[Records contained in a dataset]
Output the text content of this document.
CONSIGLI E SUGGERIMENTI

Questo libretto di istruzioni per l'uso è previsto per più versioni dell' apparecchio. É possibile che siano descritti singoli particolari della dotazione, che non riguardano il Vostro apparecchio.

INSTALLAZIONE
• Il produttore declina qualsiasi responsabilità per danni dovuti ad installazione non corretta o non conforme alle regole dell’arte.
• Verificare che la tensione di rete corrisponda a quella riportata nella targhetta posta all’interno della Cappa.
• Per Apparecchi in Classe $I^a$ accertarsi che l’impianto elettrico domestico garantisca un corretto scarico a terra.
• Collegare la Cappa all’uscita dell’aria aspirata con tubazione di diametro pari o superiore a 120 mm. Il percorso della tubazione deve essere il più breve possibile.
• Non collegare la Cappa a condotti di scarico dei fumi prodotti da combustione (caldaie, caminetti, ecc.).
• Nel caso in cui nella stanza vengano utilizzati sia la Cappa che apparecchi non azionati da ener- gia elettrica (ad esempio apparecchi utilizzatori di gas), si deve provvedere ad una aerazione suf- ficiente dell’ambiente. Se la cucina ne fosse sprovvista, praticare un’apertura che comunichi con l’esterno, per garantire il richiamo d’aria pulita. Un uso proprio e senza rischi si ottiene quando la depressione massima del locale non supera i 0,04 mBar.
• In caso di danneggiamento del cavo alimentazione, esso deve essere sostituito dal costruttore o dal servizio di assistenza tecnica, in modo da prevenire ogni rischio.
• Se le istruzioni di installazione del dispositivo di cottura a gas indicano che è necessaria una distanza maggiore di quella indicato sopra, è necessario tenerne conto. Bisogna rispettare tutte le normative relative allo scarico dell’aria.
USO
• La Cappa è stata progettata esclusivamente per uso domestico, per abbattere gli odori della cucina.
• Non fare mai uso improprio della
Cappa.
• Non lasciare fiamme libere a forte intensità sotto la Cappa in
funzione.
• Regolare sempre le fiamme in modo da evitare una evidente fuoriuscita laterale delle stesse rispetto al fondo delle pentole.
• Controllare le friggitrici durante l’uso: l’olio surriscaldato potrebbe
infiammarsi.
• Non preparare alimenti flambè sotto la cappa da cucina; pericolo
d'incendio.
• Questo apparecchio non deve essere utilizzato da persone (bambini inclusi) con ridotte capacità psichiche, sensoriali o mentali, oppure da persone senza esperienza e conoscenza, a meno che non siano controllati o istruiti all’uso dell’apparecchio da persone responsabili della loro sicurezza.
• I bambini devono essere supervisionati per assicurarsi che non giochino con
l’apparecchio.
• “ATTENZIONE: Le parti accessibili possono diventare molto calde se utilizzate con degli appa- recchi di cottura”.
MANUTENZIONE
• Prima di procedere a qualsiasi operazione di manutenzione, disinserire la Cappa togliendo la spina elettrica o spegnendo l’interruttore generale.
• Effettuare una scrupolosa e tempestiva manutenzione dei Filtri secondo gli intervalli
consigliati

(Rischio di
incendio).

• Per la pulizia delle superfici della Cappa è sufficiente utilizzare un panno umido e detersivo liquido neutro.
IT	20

==

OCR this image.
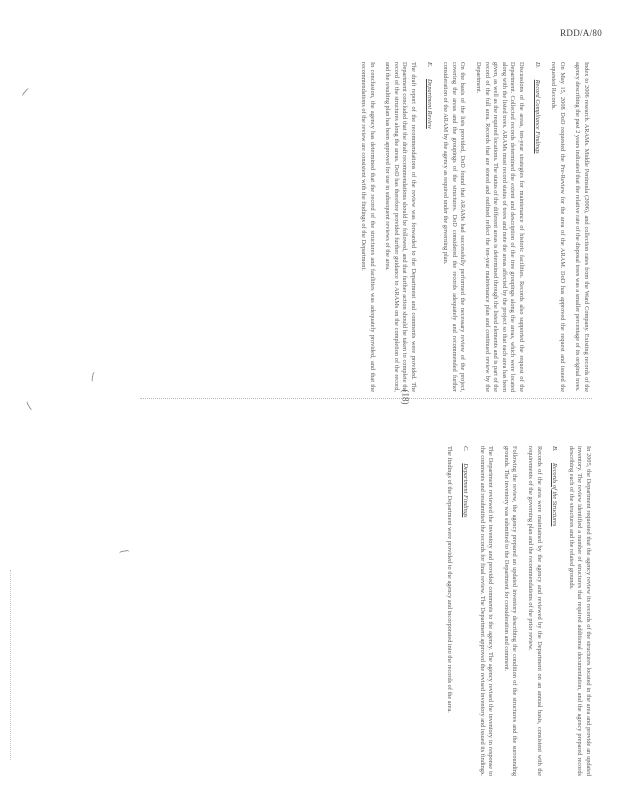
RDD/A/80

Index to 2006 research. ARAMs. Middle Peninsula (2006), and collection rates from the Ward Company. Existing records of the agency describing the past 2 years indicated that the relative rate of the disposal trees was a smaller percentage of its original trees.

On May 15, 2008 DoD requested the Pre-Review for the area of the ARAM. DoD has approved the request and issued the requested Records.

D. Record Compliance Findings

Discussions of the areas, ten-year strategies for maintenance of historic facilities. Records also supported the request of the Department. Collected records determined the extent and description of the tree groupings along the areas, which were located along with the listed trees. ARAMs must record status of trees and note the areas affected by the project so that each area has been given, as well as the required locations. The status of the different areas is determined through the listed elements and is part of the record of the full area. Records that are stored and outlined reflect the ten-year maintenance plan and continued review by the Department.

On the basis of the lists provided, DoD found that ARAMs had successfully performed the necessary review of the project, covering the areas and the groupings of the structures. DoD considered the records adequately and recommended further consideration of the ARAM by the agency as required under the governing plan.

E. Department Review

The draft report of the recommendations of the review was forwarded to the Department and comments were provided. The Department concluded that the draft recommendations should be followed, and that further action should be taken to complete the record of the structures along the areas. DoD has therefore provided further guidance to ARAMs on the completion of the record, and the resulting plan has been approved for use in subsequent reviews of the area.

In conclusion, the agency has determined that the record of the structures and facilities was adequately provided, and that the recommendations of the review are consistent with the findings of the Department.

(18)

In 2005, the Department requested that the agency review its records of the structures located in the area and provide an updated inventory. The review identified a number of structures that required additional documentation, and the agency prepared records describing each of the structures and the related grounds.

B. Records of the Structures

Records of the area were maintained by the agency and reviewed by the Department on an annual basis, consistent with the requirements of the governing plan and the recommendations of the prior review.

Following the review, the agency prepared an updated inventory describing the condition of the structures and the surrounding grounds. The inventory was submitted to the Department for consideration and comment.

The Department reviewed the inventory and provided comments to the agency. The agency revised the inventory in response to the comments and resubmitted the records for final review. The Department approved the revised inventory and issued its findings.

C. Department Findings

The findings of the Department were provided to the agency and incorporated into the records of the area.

■ **What needs to be done**:
Report the number of lines above containing the word "reviewed", with no other text.

■ **Complete answer**:
2